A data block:
-----
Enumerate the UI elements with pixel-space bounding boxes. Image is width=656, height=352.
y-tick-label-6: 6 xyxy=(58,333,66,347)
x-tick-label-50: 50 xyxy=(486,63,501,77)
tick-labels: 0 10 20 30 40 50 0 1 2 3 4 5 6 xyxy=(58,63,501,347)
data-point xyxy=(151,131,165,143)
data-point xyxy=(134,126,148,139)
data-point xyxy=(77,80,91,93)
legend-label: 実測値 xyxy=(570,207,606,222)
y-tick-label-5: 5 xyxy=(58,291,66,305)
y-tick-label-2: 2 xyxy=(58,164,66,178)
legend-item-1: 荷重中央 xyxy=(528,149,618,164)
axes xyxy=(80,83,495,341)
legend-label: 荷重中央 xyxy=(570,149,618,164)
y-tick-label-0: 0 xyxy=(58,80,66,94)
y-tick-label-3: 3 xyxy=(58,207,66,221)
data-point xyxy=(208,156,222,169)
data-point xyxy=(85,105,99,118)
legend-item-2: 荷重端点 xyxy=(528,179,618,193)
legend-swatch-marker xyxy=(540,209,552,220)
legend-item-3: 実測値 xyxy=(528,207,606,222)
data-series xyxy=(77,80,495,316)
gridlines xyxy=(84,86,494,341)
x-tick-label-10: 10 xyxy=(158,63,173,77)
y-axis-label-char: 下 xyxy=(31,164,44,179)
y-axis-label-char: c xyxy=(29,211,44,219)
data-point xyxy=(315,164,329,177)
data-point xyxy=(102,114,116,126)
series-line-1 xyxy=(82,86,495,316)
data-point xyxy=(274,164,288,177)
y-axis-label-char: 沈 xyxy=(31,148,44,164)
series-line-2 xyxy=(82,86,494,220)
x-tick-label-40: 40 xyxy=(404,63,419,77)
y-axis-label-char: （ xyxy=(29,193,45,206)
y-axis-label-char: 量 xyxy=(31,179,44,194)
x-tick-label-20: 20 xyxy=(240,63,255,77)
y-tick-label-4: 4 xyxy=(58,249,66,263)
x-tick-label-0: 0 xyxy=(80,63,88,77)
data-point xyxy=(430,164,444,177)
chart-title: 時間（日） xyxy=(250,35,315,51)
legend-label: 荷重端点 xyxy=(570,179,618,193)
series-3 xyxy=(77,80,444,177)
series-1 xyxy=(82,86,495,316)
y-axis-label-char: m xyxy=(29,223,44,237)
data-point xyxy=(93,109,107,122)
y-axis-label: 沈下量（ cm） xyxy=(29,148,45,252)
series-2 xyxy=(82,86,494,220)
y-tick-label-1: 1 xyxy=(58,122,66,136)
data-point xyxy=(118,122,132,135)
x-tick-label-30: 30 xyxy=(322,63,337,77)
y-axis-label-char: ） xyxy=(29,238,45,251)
-----
• WHAT THE TASK ASKS:
Please recast every row above as a JSON list of strings, with one string per line and no blank lines.

• TASK RESULT:
[
  "Enumerate the UI elements with pixel-space bounding boxes. Image is width=656, height=352.",
  "y-tick-label-6: 6 xyxy=(58,333,66,347)",
  "x-tick-label-50: 50 xyxy=(486,63,501,77)",
  "tick-labels: 0 10 20 30 40 50 0 1 2 3 4 5 6 xyxy=(58,63,501,347)",
  "data-point xyxy=(151,131,165,143)",
  "data-point xyxy=(134,126,148,139)",
  "data-point xyxy=(77,80,91,93)",
  "legend-label: 実測値 xyxy=(570,207,606,222)",
  "y-tick-label-5: 5 xyxy=(58,291,66,305)",
  "y-tick-label-2: 2 xyxy=(58,164,66,178)",
  "legend-item-1: 荷重中央 xyxy=(528,149,618,164)",
  "axes xyxy=(80,83,495,341)",
  "legend-label: 荷重中央 xyxy=(570,149,618,164)",
  "y-tick-label-0: 0 xyxy=(58,80,66,94)",
  "y-tick-label-3: 3 xyxy=(58,207,66,221)",
  "data-point xyxy=(208,156,222,169)",
  "data-point xyxy=(85,105,99,118)",
  "legend-item-2: 荷重端点 xyxy=(528,179,618,193)",
  "legend-swatch-marker xyxy=(540,209,552,220)",
  "legend-item-3: 実測値 xyxy=(528,207,606,222)",
  "data-series xyxy=(77,80,495,316)",
  "gridlines xyxy=(84,86,494,341)",
  "x-tick-label-10: 10 xyxy=(158,63,173,77)",
  "y-axis-label-char: 下 xyxy=(31,164,44,179)",
  "y-axis-label-char: c xyxy=(29,211,44,219)",
  "data-point xyxy=(315,164,329,177)",
  "data-point xyxy=(102,114,116,126)",
  "series-line-1 xyxy=(82,86,495,316)",
  "data-point xyxy=(274,164,288,177)",
  "y-axis-label-char: 沈 xyxy=(31,148,44,164)",
  "series-line-2 xyxy=(82,86,494,220)",
  "x-tick-label-40: 40 xyxy=(404,63,419,77)",
  "y-axis-label-char: （ xyxy=(29,193,45,206)",
  "y-axis-label-char: 量 xyxy=(31,179,44,194)",
  "x-tick-label-20: 20 xyxy=(240,63,255,77)",
  "y-tick-label-4: 4 xyxy=(58,249,66,263)",
  "x-tick-label-0: 0 xyxy=(80,63,88,77)",
  "data-point xyxy=(430,164,444,177)",
  "chart-title: 時間（日） xyxy=(250,35,315,51)",
  "legend-label: 荷重端点 xyxy=(570,179,618,193)",
  "series-3 xyxy=(77,80,444,177)",
  "series-1 xyxy=(82,86,495,316)",
  "y-axis-label-char: m xyxy=(29,223,44,237)",
  "data-point xyxy=(93,109,107,122)",
  "y-axis-label: 沈下量（ cm） xyxy=(29,148,45,252)",
  "series-2 xyxy=(82,86,494,220)",
  "y-tick-label-1: 1 xyxy=(58,122,66,136)",
  "data-point xyxy=(118,122,132,135)",
  "x-tick-label-30: 30 xyxy=(322,63,337,77)",
  "y-axis-label-char: ） xyxy=(29,238,45,251)"
]